How is it possible that so much has changed in the world, yet so little has changed in food supply chains? Last April, the U.S. Food and Drug Administration warned that food supply chains needed to improve their traceability because many in the food system “utilize a largely paper-based system.” Yes, paper.

The Coronavirus disease (COVID-19) has exhibited the evidence of the food supply chain’s fragmentation and chronic neglect for everyone to see. Technological backwardness, waste and inefficient resource allocation have long plagued the global supply chain. The grim stories about rotting food, murdered animals, bankrupted farmers and starving people could all have been avoided had the system been hospitable to innovation and supportive of basic maintenance. They also foreshadow what the future might look like if COVID-19’s lessons are not learned and applied immediately.

COVID-19 is unpredictable, consequential and retroactively explicable, but future pandemics—and there will be future pandemics—will not qualify. They are predictable.

Future food supply chain disruptions that result from climate change and increased geopolitical competition should also not be considered black swans. These too are predictable. Besides climate change increasing agricultural yields in some parts of the world—and decreasing them in others—urbanization, population growth and water scarcity will cause and exacerbate future political conflicts over food as well.

• _Work order 1_:
Rewrite the stretch of the text on food supply chains from "The Coronavirus disease" through "and applied immediately.", putting "long-standing neglect" in place of "chronic neglect".
• _Work order 2_:
Translate this sentence from the text on food supply chains into Spanish: "Technological backwardness, waste and inefficient resource allocation have long plagued the global supply chain."

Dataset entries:
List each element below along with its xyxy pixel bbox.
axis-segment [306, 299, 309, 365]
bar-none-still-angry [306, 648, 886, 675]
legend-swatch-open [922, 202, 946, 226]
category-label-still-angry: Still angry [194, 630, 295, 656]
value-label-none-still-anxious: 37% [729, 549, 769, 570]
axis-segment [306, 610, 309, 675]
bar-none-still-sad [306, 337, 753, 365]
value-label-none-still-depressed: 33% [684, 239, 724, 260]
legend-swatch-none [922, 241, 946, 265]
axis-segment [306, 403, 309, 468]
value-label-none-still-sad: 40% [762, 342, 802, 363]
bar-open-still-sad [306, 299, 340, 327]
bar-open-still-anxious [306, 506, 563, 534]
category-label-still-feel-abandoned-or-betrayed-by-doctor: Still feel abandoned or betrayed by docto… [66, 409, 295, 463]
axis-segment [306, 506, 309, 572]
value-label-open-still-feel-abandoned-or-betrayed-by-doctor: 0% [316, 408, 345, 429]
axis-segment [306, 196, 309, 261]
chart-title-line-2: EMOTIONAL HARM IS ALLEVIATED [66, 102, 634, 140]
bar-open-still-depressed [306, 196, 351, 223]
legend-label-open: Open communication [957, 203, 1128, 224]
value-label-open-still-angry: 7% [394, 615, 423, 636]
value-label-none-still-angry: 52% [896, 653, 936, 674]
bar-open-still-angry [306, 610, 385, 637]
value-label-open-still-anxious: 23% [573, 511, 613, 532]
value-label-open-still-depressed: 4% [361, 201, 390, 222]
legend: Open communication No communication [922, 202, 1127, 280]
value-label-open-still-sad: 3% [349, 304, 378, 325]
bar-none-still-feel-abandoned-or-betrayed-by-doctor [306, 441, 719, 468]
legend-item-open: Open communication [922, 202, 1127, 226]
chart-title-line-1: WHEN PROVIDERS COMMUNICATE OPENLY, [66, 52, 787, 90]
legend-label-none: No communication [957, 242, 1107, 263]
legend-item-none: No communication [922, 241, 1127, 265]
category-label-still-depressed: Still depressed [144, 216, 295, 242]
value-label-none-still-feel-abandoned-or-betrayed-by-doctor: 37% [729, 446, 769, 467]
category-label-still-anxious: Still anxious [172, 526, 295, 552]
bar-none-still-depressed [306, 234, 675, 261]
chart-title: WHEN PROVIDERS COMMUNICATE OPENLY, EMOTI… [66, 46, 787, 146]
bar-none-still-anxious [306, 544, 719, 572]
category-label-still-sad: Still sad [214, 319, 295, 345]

• _Exercise result 1_:
The Coronavirus disease (COVID-19) has exhibited the evidence of the food supply chain’s fragmentation and long-standing neglect for everyone to see. Technological backwardness, waste and inefficient resource allocation have long plagued the global supply chain. The grim stories about rotting food, murdered animals, bankrupted farmers and starving people could all have been avoided had the system been hospitable to innovation and supportive of basic maintenance. They also foreshadow what the future might look like if COVID-19’s lessons are not learned and applied immediately.

• _Exercise result 2_:
El atraso tecnológico, el desperdicio y la asignación ineficiente de recursos han afectado durante mucho tiempo a la cadena de suministro global.